TON's validator selection process for the next cycle: the elector smart contract collects stake bids and compiles a new validator set.

Aliases: validator elections, ton elections, elector contract

Elections are the on-chain process by which TON picks validators for the next cycle. Unlike Ethereum, where any 32-ETH staker auto-joins the set, TON has a fixed number of validator slots that are auctioned: whoever stakes more wins a seat.

How they work

Elections are run by a system contract called the elector. A cycle looks like:

  1. Bids. A few hours before the current cycle ends, elector opens a bidding window. Each candidate sends an internal message with their stake (typical minimum is ~340,000 TON) and validator address.
  2. Ranking. When the window closes, elector sorts bids by stake descending and takes the top N (around 400). Losing bids reclaim their stake.
  3. Active cycle. Winners become validators for the next cycle (~18 hours). Their stake stays locked through the cycle plus a cooldown period.
  4. Rewards. At cycle end the elector distributes block rewards and returns stakes.

Notable details

  • Minimum stake is set in network config and is updated periodically.
  • Slashing. Downtime or double-signing can cost a portion of the stake.
  • Nominator pools. Most individual TON holders don’t hold 340,000 TON alone — they delegate through a nominator pool or liquid-staking protocol, and the pool participates in elections as a single stake.

What ordinary users see

Block explorers and analytics dashboards (TON.Live, TonViewer) display the elections schedule: when the bidding window closes, the current minimum stake, and which addresses won seats. For a regular user this is mostly a decentralisation signal — how many distinct validators there are and how concentrated the stake is.

:::

§ **Your tasks**:
[a] In the TON elections text, about how long does a validator cycle last?
[b] Write out the stretch of the TON elections text from "2. Ranking. When" through "a cooldown period.", substituting "waiting period" for "cooldown period".
The material after the text is not needed.

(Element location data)
:::

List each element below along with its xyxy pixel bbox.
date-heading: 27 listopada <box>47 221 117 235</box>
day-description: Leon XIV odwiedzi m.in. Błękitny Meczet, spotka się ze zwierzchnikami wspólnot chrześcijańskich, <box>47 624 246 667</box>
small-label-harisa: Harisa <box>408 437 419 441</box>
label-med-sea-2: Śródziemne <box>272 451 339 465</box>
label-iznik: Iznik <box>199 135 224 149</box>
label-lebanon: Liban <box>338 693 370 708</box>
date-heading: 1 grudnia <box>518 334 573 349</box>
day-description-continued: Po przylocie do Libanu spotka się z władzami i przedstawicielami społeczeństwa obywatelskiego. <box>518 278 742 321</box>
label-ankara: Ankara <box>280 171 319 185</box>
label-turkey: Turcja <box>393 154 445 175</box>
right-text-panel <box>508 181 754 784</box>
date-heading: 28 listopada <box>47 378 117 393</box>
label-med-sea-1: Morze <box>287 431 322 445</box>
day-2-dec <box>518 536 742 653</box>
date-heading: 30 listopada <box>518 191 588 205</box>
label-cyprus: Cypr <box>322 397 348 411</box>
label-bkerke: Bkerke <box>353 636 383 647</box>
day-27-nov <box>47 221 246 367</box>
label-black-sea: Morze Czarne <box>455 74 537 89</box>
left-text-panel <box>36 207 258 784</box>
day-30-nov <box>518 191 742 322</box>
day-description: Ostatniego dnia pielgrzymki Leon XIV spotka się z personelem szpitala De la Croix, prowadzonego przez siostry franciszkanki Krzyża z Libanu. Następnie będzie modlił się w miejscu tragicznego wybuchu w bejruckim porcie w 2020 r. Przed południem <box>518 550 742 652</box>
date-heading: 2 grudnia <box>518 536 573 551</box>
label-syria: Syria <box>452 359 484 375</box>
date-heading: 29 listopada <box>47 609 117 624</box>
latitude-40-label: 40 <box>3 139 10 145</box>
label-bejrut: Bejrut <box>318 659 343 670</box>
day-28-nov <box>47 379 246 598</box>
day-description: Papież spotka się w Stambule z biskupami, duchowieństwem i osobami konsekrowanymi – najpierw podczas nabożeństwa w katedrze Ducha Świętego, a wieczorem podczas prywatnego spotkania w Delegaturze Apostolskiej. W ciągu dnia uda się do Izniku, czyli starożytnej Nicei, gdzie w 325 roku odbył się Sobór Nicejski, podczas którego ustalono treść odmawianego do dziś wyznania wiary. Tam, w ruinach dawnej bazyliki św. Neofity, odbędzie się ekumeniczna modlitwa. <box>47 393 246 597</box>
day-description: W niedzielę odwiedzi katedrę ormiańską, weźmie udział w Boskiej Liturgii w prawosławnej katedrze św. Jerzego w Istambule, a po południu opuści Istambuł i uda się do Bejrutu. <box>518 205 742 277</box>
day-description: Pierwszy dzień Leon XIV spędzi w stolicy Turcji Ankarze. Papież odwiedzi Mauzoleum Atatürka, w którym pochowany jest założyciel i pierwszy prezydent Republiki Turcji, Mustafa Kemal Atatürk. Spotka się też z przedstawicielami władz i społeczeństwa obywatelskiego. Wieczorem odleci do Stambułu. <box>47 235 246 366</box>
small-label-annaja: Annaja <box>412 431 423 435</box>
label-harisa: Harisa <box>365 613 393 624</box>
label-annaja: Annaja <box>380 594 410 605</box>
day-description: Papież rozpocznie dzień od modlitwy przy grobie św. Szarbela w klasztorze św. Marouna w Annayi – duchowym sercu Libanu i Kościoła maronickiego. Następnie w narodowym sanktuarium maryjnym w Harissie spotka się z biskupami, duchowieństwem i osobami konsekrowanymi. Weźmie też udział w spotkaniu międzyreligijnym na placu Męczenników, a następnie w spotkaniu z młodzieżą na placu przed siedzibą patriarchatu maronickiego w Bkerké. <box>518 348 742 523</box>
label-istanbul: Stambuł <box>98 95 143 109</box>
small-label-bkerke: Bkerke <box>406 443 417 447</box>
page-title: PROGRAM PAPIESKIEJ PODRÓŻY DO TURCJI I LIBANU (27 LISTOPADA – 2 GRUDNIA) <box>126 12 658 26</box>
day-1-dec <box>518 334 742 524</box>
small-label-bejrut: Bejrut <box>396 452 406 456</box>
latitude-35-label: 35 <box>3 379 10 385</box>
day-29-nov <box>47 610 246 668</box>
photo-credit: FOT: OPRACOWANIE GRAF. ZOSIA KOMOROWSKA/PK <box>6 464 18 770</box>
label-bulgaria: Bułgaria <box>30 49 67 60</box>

:::

§ **The replies**:
[a] About 18 hours.

[b]
2. Ranking. When the window closes, elector sorts bids by stake descending and takes the top N (around 400). Losing bids reclaim their stake.
  3. Active cycle. Winners become validators for the next cycle (~18 hours). Their stake stays locked through the cycle plus a waiting period.